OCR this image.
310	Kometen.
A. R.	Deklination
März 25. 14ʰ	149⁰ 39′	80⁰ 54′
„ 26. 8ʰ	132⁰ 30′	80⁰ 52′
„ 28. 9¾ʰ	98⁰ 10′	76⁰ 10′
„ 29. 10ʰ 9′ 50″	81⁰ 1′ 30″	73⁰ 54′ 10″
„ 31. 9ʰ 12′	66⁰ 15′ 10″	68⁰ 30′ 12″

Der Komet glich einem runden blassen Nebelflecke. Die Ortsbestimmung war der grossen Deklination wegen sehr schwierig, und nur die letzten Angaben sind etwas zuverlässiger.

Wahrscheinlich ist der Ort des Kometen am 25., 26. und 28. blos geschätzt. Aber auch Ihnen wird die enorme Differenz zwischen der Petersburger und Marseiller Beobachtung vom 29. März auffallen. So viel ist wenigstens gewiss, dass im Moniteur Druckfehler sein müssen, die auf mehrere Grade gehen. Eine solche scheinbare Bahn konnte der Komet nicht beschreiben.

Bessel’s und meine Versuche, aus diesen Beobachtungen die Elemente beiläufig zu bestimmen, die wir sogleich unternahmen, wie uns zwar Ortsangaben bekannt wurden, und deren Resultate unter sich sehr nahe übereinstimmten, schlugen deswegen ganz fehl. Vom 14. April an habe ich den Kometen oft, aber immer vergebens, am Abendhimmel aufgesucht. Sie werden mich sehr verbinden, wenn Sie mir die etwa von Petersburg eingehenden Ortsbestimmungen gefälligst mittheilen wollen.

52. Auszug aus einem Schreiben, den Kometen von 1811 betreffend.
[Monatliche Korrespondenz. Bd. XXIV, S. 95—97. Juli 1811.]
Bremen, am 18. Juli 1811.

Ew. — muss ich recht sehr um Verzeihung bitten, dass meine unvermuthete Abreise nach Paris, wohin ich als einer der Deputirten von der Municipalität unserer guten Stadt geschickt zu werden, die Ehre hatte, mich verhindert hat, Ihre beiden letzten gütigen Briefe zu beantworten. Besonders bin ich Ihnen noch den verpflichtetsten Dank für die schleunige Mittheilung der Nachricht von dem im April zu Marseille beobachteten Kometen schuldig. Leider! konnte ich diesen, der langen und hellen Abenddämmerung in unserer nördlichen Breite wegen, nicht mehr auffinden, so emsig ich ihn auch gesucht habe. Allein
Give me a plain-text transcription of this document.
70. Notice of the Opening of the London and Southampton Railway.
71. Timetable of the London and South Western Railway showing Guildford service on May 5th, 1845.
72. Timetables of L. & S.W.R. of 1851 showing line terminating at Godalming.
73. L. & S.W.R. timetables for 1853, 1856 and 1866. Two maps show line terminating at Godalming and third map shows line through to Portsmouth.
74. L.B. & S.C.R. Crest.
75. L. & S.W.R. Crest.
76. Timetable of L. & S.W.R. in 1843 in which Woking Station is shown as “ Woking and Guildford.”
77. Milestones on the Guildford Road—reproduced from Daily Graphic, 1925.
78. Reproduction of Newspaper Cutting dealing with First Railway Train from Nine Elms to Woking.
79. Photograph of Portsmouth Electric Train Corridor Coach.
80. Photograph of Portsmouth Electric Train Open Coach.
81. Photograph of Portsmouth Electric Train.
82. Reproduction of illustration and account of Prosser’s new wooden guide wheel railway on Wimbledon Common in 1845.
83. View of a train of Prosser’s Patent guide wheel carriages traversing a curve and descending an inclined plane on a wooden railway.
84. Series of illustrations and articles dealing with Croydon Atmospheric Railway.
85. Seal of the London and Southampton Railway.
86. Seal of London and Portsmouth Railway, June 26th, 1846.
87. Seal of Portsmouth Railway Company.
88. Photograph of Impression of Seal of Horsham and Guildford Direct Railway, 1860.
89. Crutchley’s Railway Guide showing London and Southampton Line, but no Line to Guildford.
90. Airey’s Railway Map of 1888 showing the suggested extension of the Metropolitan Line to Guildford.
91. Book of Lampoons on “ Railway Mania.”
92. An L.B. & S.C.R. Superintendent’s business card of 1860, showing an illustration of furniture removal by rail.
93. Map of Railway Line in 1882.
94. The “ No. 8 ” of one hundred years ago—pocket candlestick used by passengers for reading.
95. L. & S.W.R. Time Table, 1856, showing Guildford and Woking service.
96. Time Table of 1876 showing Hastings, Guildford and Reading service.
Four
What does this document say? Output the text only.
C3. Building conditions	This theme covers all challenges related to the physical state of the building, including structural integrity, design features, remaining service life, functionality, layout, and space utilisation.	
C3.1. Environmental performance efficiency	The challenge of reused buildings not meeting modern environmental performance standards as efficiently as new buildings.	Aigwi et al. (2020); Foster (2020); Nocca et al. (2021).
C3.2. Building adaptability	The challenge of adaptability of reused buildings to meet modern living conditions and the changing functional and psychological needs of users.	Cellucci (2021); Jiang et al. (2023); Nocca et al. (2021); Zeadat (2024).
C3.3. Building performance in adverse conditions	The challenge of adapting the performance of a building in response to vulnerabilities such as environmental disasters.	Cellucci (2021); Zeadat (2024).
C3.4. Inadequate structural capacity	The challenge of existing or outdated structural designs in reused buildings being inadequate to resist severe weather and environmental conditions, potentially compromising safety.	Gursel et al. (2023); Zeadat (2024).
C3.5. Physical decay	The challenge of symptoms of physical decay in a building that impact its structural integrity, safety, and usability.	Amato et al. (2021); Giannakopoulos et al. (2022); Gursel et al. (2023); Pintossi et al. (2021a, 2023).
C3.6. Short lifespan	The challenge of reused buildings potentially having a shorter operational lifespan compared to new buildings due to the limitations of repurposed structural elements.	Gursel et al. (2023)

☆ ☆ ☆ ☆

* [What you will do] Extract the listing in its entirety and repeat it exactly.

* [Answer in full]
OCR this image.
310	Kometen.
A. R.	Deklination
März 25. 14ʰ	149⁰ 39′	80⁰ 54′
„ 26. 8ʰ	132⁰ 30′	80⁰ 52′
„ 28. 9¾ʰ	98⁰ 10′	76⁰ 10′
„ 29. 10ʰ 9′ 50″	81⁰ 1′ 30″	73⁰ 54′ 10″
„ 31. 9ʰ 12′	66⁰ 15′ 10″	68⁰ 30′ 12″

Der Komet glich einem runden blassen Nebelflecke. Die Ortsbestimmung war der grossen Deklination wegen sehr schwierig, und nur die letzten Angaben sind etwas zuverlässiger.

Wahrscheinlich ist der Ort des Kometen am 25., 26. und 28. blos geschätzt. Aber auch Ihnen wird die enorme Differenz zwischen der Petersburger und Marseiller Beobachtung vom 29. März auffallen. So viel ist wenigstens gewiss, dass im Moniteur Druckfehler sein müssen, die auf mehrere Grade gehen. Eine solche scheinbare Bahn konnte der Komet nicht beschreiben.

Bessel’s und meine Versuche, aus diesen Beobachtungen die Elemente beiläufig zu bestimmen, die wir sogleich unternahmen, wie uns zwar Ortsangaben bekannt wurden, und deren Resultate unter sich sehr nahe übereinstimmten, schlugen deswegen ganz fehl. Vom 14. April an habe ich den Kometen oft, aber immer vergebens, am Abendhimmel aufgesucht. Sie werden mich sehr verbinden, wenn Sie mir die etwa von Petersburg eingehenden Ortsbestimmungen gefälligst mittheilen wollen.

52. Auszug aus einem Schreiben, den Kometen von 1811 betreffend.
[Monatliche Korrespondenz. Bd. XXIV, S. 95—97. Juli 1811.]
Bremen, am 18. Juli 1811.

Ew. — muss ich recht sehr um Verzeihung bitten, dass meine unvermuthete Abreise nach Paris, wohin ich als einer der Deputirten von der Municipalität unserer guten Stadt geschickt zu werden, die Ehre hatte, mich verhindert hat, Ihre beiden letzten gütigen Briefe zu beantworten. Besonders bin ich Ihnen noch den verpflichtetsten Dank für die schleunige Mittheilung der Nachricht von dem im April zu Marseille beobachteten Kometen schuldig. Leider! konnte ich diesen, der langen und hellen Abenddämmerung in unserer nördlichen Breite wegen, nicht mehr auffinden, so emsig ich ihn auch gesucht habe. Allein
Give me a plain-text transcription of this document.
70. Notice of the Opening of the London and Southampton Railway.
71. Timetable of the London and South Western Railway showing Guildford service on May 5th, 1845.
72. Timetables of L. & S.W.R. of 1851 showing line terminating at Godalming.
73. L. & S.W.R. timetables for 1853, 1856 and 1866. Two maps show line terminating at Godalming and third map shows line through to Portsmouth.
74. L.B. & S.C.R. Crest.
75. L. & S.W.R. Crest.
76. Timetable of L. & S.W.R. in 1843 in which Woking Station is shown as “ Woking and Guildford.”
77. Milestones on the Guildford Road—reproduced from Daily Graphic, 1925.
78. Reproduction of Newspaper Cutting dealing with First Railway Train from Nine Elms to Woking.
79. Photograph of Portsmouth Electric Train Corridor Coach.
80. Photograph of Portsmouth Electric Train Open Coach.
81. Photograph of Portsmouth Electric Train.
82. Reproduction of illustration and account of Prosser’s new wooden guide wheel railway on Wimbledon Common in 1845.
83. View of a train of Prosser’s Patent guide wheel carriages traversing a curve and descending an inclined plane on a wooden railway.
84. Series of illustrations and articles dealing with Croydon Atmospheric Railway.
85. Seal of the London and Southampton Railway.
86. Seal of London and Portsmouth Railway, June 26th, 1846.
87. Seal of Portsmouth Railway Company.
88. Photograph of Impression of Seal of Horsham and Guildford Direct Railway, 1860.
89. Crutchley’s Railway Guide showing London and Southampton Line, but no Line to Guildford.
90. Airey’s Railway Map of 1888 showing the suggested extension of the Metropolitan Line to Guildford.
91. Book of Lampoons on “ Railway Mania.”
92. An L.B. & S.C.R. Superintendent’s business card of 1860, showing an illustration of furniture removal by rail.
93. Map of Railway Line in 1882.
94. The “ No. 8 ” of one hundred years ago—pocket candlestick used by passengers for reading.
95. L. & S.W.R. Time Table, 1856, showing Guildford and Woking service.
96. Time Table of 1876 showing Hastings, Guildford and Reading service.
Four
What does this document say? Output the text only.
C3. Building conditions	This theme covers all challenges related to the physical state of the building, including structural integrity, design features, remaining service life, functionality, layout, and space utilisation.	
C3.1. Environmental performance efficiency	The challenge of reused buildings not meeting modern environmental performance standards as efficiently as new buildings.	Aigwi et al. (2020); Foster (2020); Nocca et al. (2021).
C3.2. Building adaptability	The challenge of adaptability of reused buildings to meet modern living conditions and the changing functional and psychological needs of users.	Cellucci (2021); Jiang et al. (2023); Nocca et al. (2021); Zeadat (2024).
C3.3. Building performance in adverse conditions	The challenge of adapting the performance of a building in response to vulnerabilities such as environmental disasters.	Cellucci (2021); Zeadat (2024).
C3.4. Inadequate structural capacity	The challenge of existing or outdated structural designs in reused buildings being inadequate to resist severe weather and environmental conditions, potentially compromising safety.	Gursel et al. (2023); Zeadat (2024).
C3.5. Physical decay	The challenge of symptoms of physical decay in a building that impact its structural integrity, safety, and usability.	Amato et al. (2021); Giannakopoulos et al. (2022); Gursel et al. (2023); Pintossi et al. (2021a, 2023).
C3.6. Short lifespan	The challenge of reused buildings potentially having a shorter operational lifespan compared to new buildings due to the limitations of repurposed structural elements.	Gursel et al. (2023)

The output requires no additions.